Given task - Repeat what the lines below say, word for word, and skip every image.
* begin Exercise input *
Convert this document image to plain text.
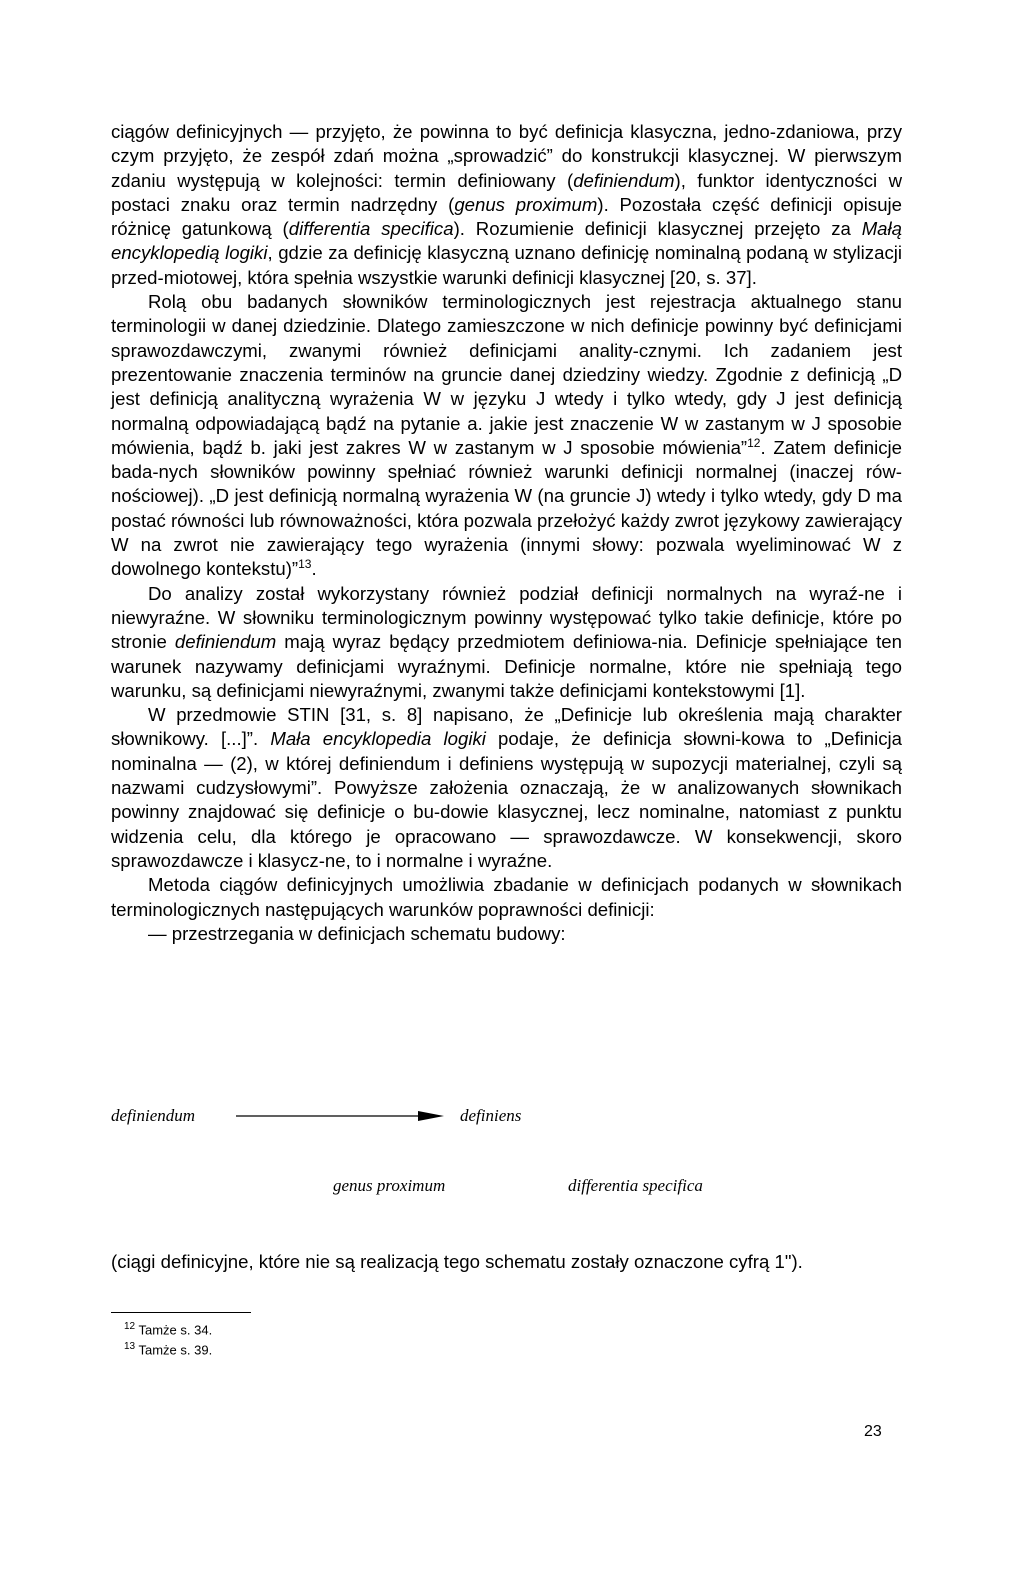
ciągów definicyjnych — przyjęto, że powinna to być definicja klasyczna, jedno-zdaniowa, przy czym przyjęto, że zespół zdań można „sprowadzić” do konstrukcji klasycznej. W pierwszym zdaniu występują w kolejności: termin definiowany (definiendum), funktor identyczności w postaci znaku oraz termin nadrzędny (genus proximum). Pozostała część definicji opisuje różnicę gatunkową (differentia specifica). Rozumienie definicji klasycznej przejęto za Małą encyklopedią logiki, gdzie za definicję klasyczną uznano definicję nominalną podaną w stylizacji przed-miotowej, która spełnia wszystkie warunki definicji klasycznej [20, s. 37].

Rolą obu badanych słowników terminologicznych jest rejestracja aktualnego stanu terminologii w danej dziedzinie. Dlatego zamieszczone w nich definicje powinny być definicjami sprawozdawczymi, zwanymi również definicjami anality-cznymi. Ich zadaniem jest prezentowanie znaczenia terminów na gruncie danej dziedziny wiedzy. Zgodnie z definicją „D jest definicją analityczną wyrażenia W w języku J wtedy i tylko wtedy, gdy J jest definicją normalną odpowiadającą bądź na pytanie a. jakie jest znaczenie W w zastanym w J sposobie mówienia, bądź b. jaki jest zakres W w zastanym w J sposobie mówienia”$^{12}$. Zatem definicje bada-nych słowników powinny spełniać również warunki definicji normalnej (inaczej rów-nościowej). „D jest definicją normalną wyrażenia W (na gruncie J) wtedy i tylko wtedy, gdy D ma postać równości lub równoważności, która pozwala przełożyć każdy zwrot językowy zawierający W na zwrot nie zawierający tego wyrażenia (innymi słowy: pozwala wyeliminować W z dowolnego kontekstu)”$^{13}$.

Do analizy został wykorzystany również podział definicji normalnych na wyraź-ne i niewyraźne. W słowniku terminologicznym powinny występować tylko takie definicje, które po stronie definiendum mają wyraz będący przedmiotem definiowa-nia. Definicje spełniające ten warunek nazywamy definicjami wyraźnymi. Definicje normalne, które nie spełniają tego warunku, są definicjami niewyraźnymi, zwanymi także definicjami kontekstowymi [1].

W przedmowie STIN [31, s. 8] napisano, że „Definicje lub określenia mają charakter słownikowy. [...]”. Mała encyklopedia logiki podaje, że definicja słowni-kowa to „Definicja nominalna — (2), w której definiendum i definiens występują w supozycji materialnej, czyli są nazwami cudzysłowymi”. Powyższe założenia oznaczają, że w analizowanych słownikach powinny znajdować się definicje o bu-dowie klasycznej, lecz nominalne, natomiast z punktu widzenia celu, dla którego je opracowano — sprawozdawcze. W konsekwencji, skoro sprawozdawcze i klasycz-ne, to i normalne i wyraźne.

Metoda ciągów definicyjnych umożliwia zbadanie w definicjach podanych w słownikach terminologicznych następujących warunków poprawności definicji:

— przestrzegania w definicjach schematu budowy:

definiendum	definiens
genus proximum	differentia specifica
(ciągi definicyjne, które nie są realizacją tego schematu zostały oznaczone cyfrą 1").
$^{12}$ Tamże s. 34.
$^{13}$ Tamże s. 39.
23
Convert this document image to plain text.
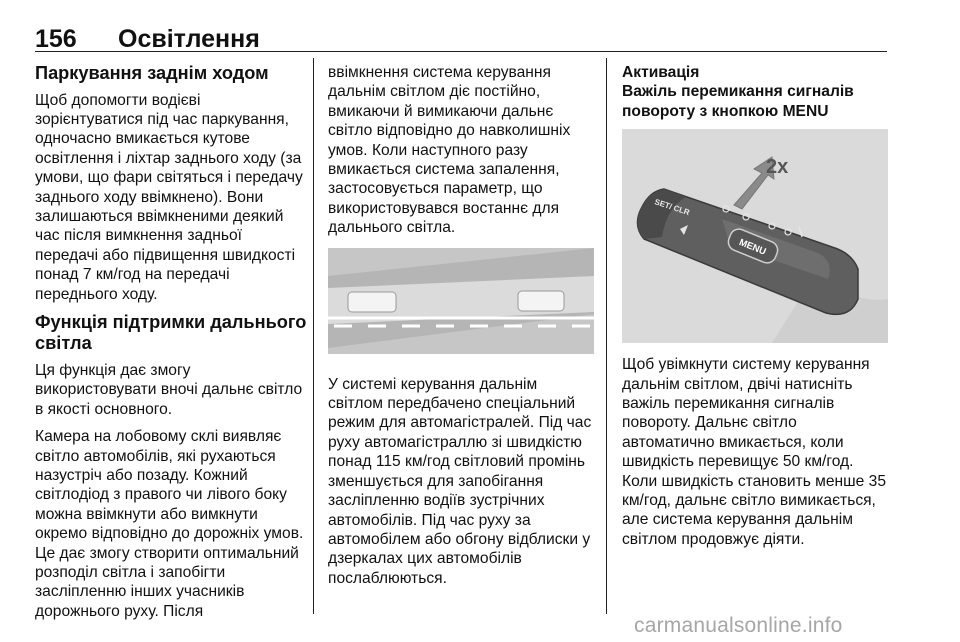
156 Освітлення
Паркування заднім ходом

Щоб допомогти водієві зорієнтуватися під час паркування, одночасно вмикається кутове освітлення і ліхтар заднього ходу (за умови, що фари світяться і передачу заднього ходу ввімкнено). Вони залишаються ввімкненими деякий час після вимкнення задньої передачі або підвищення швидкості понад 7 км/год на передачі переднього ходу.

Функція підтримки дальнього світла

Ця функція дає змогу використовувати вночі дальнє світло в якості основного.

Камера на лобовому склі виявляє світло автомобілів, які рухаються назустріч або позаду. Кожний світлодіод з правого чи лівого боку можна ввімкнути або вимкнути окремо відповідно до дорожніх умов. Це дає змогу створити оптимальний розподіл світла і запобігти засліпленню інших учасників дорожнього руху. Після

ввімкнення система керування дальнім світлом діє постійно, вмикаючи й вимикаючи дальнє світло відповідно до навколишніх умов. Коли наступного разу вмикається система запалення, застосовується параметр, що використовувався востаннє для дальнього світла.

У системі керування дальнім світлом передбачено спеціальний режим для автомагістралей. Під час руху автомагістраллю зі швидкістю понад 115 км/год світловий промінь зменшується для запобігання засліпленню водіїв зустрічних автомобілів. Під час руху за автомобілем або обгону відблиски у дзеркалах цих автомобілів послаблюються.

Активація
Важіль перемикання сигналів повороту з кнопкою MENU
MENU
SET/ CLR
2x

Щоб увімкнути систему керування дальнім світлом, двічі натисніть важіль перемикання сигналів повороту. Дальнє світло автоматично вмикається, коли швидкість перевищує 50 км/год. Коли швидкість становить менше 35 км/год, дальнє світло вимикається, але система керування дальнім світлом продовжує діяти.

carmanualsonline.info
* end Exercise input *
Exercise solution -
Convert this document image to plain text.
ciągów definicyjnych — przyjęto, że powinna to być definicja klasyczna, jedno-zdaniowa, przy czym przyjęto, że zespół zdań można „sprowadzić” do konstrukcji klasycznej. W pierwszym zdaniu występują w kolejności: termin definiowany (definiendum), funktor identyczności w postaci znaku oraz termin nadrzędny (genus proximum). Pozostała część definicji opisuje różnicę gatunkową (differentia specifica). Rozumienie definicji klasycznej przejęto za Małą encyklopedią logiki, gdzie za definicję klasyczną uznano definicję nominalną podaną w stylizacji przed-miotowej, która spełnia wszystkie warunki definicji klasycznej [20, s. 37].

Rolą obu badanych słowników terminologicznych jest rejestracja aktualnego stanu terminologii w danej dziedzinie. Dlatego zamieszczone w nich definicje powinny być definicjami sprawozdawczymi, zwanymi również definicjami anality-cznymi. Ich zadaniem jest prezentowanie znaczenia terminów na gruncie danej dziedziny wiedzy. Zgodnie z definicją „D jest definicją analityczną wyrażenia W w języku J wtedy i tylko wtedy, gdy J jest definicją normalną odpowiadającą bądź na pytanie a. jakie jest znaczenie W w zastanym w J sposobie mówienia, bądź b. jaki jest zakres W w zastanym w J sposobie mówienia”$^{12}$. Zatem definicje bada-nych słowników powinny spełniać również warunki definicji normalnej (inaczej rów-nościowej). „D jest definicją normalną wyrażenia W (na gruncie J) wtedy i tylko wtedy, gdy D ma postać równości lub równoważności, która pozwala przełożyć każdy zwrot językowy zawierający W na zwrot nie zawierający tego wyrażenia (innymi słowy: pozwala wyeliminować W z dowolnego kontekstu)”$^{13}$.

Do analizy został wykorzystany również podział definicji normalnych na wyraź-ne i niewyraźne. W słowniku terminologicznym powinny występować tylko takie definicje, które po stronie definiendum mają wyraz będący przedmiotem definiowa-nia. Definicje spełniające ten warunek nazywamy definicjami wyraźnymi. Definicje normalne, które nie spełniają tego warunku, są definicjami niewyraźnymi, zwanymi także definicjami kontekstowymi [1].

W przedmowie STIN [31, s. 8] napisano, że „Definicje lub określenia mają charakter słownikowy. [...]”. Mała encyklopedia logiki podaje, że definicja słowni-kowa to „Definicja nominalna — (2), w której definiendum i definiens występują w supozycji materialnej, czyli są nazwami cudzysłowymi”. Powyższe założenia oznaczają, że w analizowanych słownikach powinny znajdować się definicje o bu-dowie klasycznej, lecz nominalne, natomiast z punktu widzenia celu, dla którego je opracowano — sprawozdawcze. W konsekwencji, skoro sprawozdawcze i klasycz-ne, to i normalne i wyraźne.

Metoda ciągów definicyjnych umożliwia zbadanie w definicjach podanych w słownikach terminologicznych następujących warunków poprawności definicji:

— przestrzegania w definicjach schematu budowy:

definiendum	definiens
genus proximum	differentia specifica
(ciągi definicyjne, które nie są realizacją tego schematu zostały oznaczone cyfrą 1").
$^{12}$ Tamże s. 34.
$^{13}$ Tamże s. 39.
23
Convert this document image to plain text.
156 Освітлення
Паркування заднім ходом

Щоб допомогти водієві зорієнтуватися під час паркування, одночасно вмикається кутове освітлення і ліхтар заднього ходу (за умови, що фари світяться і передачу заднього ходу ввімкнено). Вони залишаються ввімкненими деякий час після вимкнення задньої передачі або підвищення швидкості понад 7 км/год на передачі переднього ходу.

Функція підтримки дальнього світла

Ця функція дає змогу використовувати вночі дальнє світло в якості основного.

Камера на лобовому склі виявляє світло автомобілів, які рухаються назустріч або позаду. Кожний світлодіод з правого чи лівого боку можна ввімкнути або вимкнути окремо відповідно до дорожніх умов. Це дає змогу створити оптимальний розподіл світла і запобігти засліпленню інших учасників дорожнього руху. Після

ввімкнення система керування дальнім світлом діє постійно, вмикаючи й вимикаючи дальнє світло відповідно до навколишніх умов. Коли наступного разу вмикається система запалення, застосовується параметр, що використовувався востаннє для дальнього світла.

У системі керування дальнім світлом передбачено спеціальний режим для автомагістралей. Під час руху автомагістраллю зі швидкістю понад 115 км/год світловий промінь зменшується для запобігання засліпленню водіїв зустрічних автомобілів. Під час руху за автомобілем або обгону відблиски у дзеркалах цих автомобілів послаблюються.

Активація
Важіль перемикання сигналів повороту з кнопкою MENU
MENU
SET/ CLR
2x

Щоб увімкнути систему керування дальнім світлом, двічі натисніть важіль перемикання сигналів повороту. Дальнє світло автоматично вмикається, коли швидкість перевищує 50 км/год. Коли швидкість становить менше 35 км/год, дальнє світло вимикається, але система керування дальнім світлом продовжує діяти.

carmanualsonline.info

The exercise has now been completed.